- _TASK TO CARRY OUT_: Begin at the line that has "service-avia-link[interactable]: Авиа bbox=[81, 331, 130, 355]" and stop after the line that has "time-option-night[interactable]: Ночь (00:00". Write those lines out again with every "interactable" swapped for "clickable" and nothing else changed.

Saved data entries:
※ ※ ※

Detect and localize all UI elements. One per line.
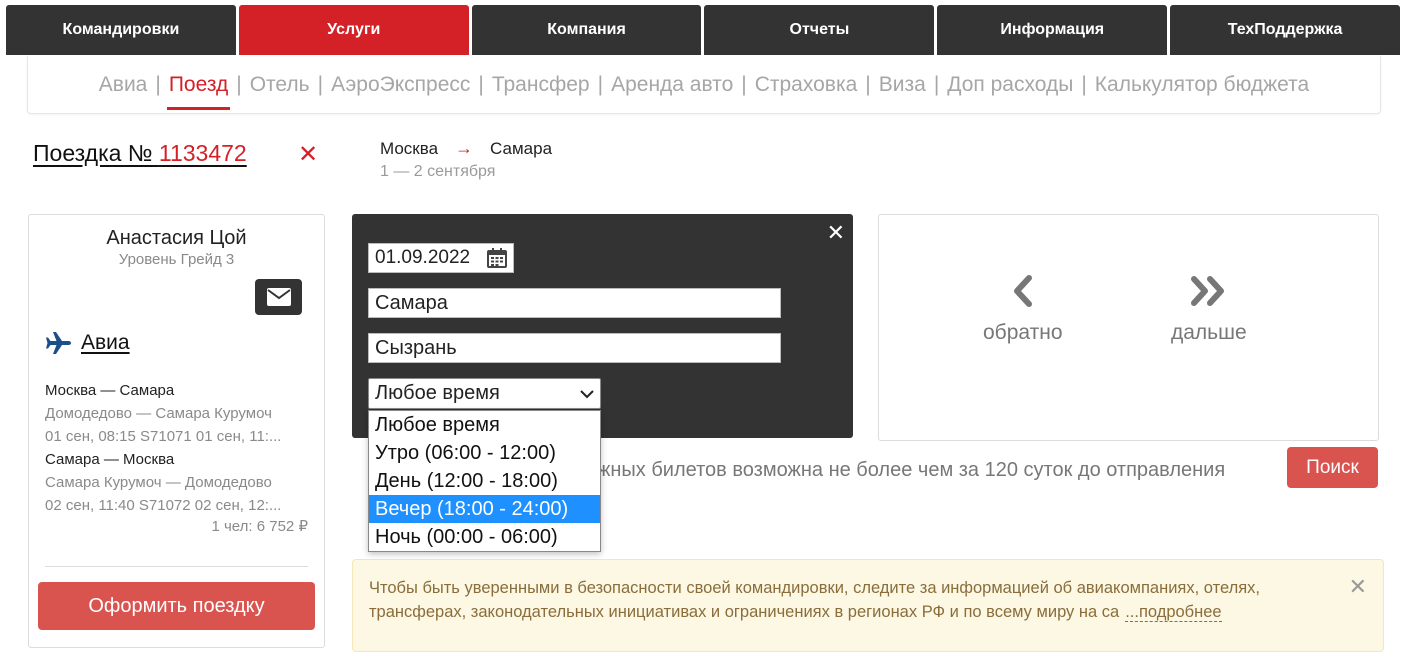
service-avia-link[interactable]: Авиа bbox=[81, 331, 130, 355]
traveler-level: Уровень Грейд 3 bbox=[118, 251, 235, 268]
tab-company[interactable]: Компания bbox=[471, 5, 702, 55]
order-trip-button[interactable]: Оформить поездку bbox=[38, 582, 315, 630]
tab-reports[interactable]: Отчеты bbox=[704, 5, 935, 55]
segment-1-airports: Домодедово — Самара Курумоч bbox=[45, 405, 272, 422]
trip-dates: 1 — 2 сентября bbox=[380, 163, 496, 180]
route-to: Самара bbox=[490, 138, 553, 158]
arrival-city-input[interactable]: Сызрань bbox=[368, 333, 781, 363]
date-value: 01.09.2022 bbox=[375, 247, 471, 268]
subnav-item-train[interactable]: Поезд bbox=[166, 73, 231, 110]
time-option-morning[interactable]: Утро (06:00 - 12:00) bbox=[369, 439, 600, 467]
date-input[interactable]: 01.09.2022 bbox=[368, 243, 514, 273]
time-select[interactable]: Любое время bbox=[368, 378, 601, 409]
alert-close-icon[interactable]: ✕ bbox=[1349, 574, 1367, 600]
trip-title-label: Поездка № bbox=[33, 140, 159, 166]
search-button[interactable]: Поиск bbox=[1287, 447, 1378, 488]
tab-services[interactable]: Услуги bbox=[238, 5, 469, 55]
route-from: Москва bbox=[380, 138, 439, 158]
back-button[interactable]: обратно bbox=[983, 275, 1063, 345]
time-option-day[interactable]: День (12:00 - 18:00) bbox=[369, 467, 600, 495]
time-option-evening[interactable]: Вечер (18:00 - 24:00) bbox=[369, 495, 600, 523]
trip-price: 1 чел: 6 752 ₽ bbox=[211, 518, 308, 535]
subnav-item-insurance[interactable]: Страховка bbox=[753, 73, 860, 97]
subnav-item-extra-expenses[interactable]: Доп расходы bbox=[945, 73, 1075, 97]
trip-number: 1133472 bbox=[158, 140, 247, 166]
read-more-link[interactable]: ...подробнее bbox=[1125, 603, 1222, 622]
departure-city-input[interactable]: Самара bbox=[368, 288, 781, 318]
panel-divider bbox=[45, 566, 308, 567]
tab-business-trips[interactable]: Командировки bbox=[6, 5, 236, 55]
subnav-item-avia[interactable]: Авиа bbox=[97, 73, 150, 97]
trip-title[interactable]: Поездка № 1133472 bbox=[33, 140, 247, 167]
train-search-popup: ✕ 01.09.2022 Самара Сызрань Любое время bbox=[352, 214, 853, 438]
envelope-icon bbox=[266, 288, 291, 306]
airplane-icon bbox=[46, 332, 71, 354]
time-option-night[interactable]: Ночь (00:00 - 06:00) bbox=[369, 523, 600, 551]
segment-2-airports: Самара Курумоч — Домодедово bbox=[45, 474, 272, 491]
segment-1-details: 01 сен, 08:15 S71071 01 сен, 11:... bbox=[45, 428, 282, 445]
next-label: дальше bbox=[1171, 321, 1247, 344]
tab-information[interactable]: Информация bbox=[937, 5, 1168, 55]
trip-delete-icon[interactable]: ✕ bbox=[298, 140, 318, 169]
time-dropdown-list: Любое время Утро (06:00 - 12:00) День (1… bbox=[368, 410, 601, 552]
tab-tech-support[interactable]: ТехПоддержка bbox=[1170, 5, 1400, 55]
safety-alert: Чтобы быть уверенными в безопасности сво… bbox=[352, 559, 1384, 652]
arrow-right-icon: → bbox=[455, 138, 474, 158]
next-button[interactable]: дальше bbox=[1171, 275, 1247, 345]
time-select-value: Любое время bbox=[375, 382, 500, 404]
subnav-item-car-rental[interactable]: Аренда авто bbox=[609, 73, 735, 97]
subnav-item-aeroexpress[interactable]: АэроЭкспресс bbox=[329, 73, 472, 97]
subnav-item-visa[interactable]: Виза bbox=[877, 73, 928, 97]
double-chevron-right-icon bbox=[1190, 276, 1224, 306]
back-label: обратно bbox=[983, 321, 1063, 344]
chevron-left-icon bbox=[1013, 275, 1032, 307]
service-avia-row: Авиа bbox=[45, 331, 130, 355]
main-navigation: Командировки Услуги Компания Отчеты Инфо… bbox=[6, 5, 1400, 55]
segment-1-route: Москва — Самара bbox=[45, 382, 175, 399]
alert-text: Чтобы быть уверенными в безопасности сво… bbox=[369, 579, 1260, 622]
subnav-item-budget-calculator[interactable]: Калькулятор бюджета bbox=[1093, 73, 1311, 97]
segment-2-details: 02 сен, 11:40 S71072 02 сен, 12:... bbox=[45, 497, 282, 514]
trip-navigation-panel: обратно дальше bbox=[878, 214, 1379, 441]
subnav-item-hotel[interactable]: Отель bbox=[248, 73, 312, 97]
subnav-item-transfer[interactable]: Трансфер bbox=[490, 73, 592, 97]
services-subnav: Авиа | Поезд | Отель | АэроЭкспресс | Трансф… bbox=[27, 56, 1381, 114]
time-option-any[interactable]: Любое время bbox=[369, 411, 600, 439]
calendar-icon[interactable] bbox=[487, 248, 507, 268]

※ ※ ※

- _RESPONSE TO THE EXERCISE_:
service-avia-link[clickable]: Авиа bbox=[81, 331, 130, 355]
traveler-level: Уровень Грейд 3 bbox=[118, 251, 235, 268]
tab-company[clickable]: Компания bbox=[471, 5, 702, 55]
order-trip-button[clickable]: Оформить поездку bbox=[38, 582, 315, 630]
tab-reports[clickable]: Отчеты bbox=[704, 5, 935, 55]
segment-1-airports: Домодедово — Самара Курумоч bbox=[45, 405, 272, 422]
trip-dates: 1 — 2 сентября bbox=[380, 163, 496, 180]
route-to: Самара bbox=[490, 138, 553, 158]
arrival-city-input[clickable]: Сызрань bbox=[368, 333, 781, 363]
date-value: 01.09.2022 bbox=[375, 247, 471, 268]
subnav-item-train[clickable]: Поезд bbox=[166, 73, 231, 110]
time-option-morning[clickable]: Утро (06:00 - 12:00) bbox=[369, 439, 600, 467]
date-input[clickable]: 01.09.2022 bbox=[368, 243, 514, 273]
time-select[clickable]: Любое время bbox=[368, 378, 601, 409]
alert-close-icon[clickable]: ✕ bbox=[1349, 574, 1367, 600]
trip-title-label: Поездка № bbox=[33, 140, 159, 166]
search-button[clickable]: Поиск bbox=[1287, 447, 1378, 488]
tab-services[clickable]: Услуги bbox=[238, 5, 469, 55]
route-from: Москва bbox=[380, 138, 439, 158]
back-button[clickable]: обратно bbox=[983, 275, 1063, 345]
time-option-day[clickable]: День (12:00 - 18:00) bbox=[369, 467, 600, 495]
time-option-evening[clickable]: Вечер (18:00 - 24:00) bbox=[369, 495, 600, 523]
trip-price: 1 чел: 6 752 ₽ bbox=[211, 518, 308, 535]
subnav-item-insurance[clickable]: Страховка bbox=[753, 73, 860, 97]
subnav-item-extra-expenses[clickable]: Доп расходы bbox=[945, 73, 1075, 97]
trip-number: 1133472 bbox=[158, 140, 247, 166]
read-more-link[clickable]: ...подробнее bbox=[1125, 603, 1222, 622]
departure-city-input[clickable]: Самара bbox=[368, 288, 781, 318]
panel-divider bbox=[45, 566, 308, 567]
tab-business-trips[clickable]: Командировки bbox=[6, 5, 236, 55]
subnav-item-avia[clickable]: Авиа bbox=[97, 73, 150, 97]
trip-title[clickable]: Поездка № 1133472 bbox=[33, 140, 247, 167]
train-search-popup: ✕ 01.09.2022 Самара Сызрань Любое время bbox=[352, 214, 853, 438]
envelope-icon bbox=[266, 288, 291, 306]
airplane-icon bbox=[46, 332, 71, 354]
time-option-night[clickable]: Ночь (00:00 - 06:00) bbox=[369, 523, 600, 551]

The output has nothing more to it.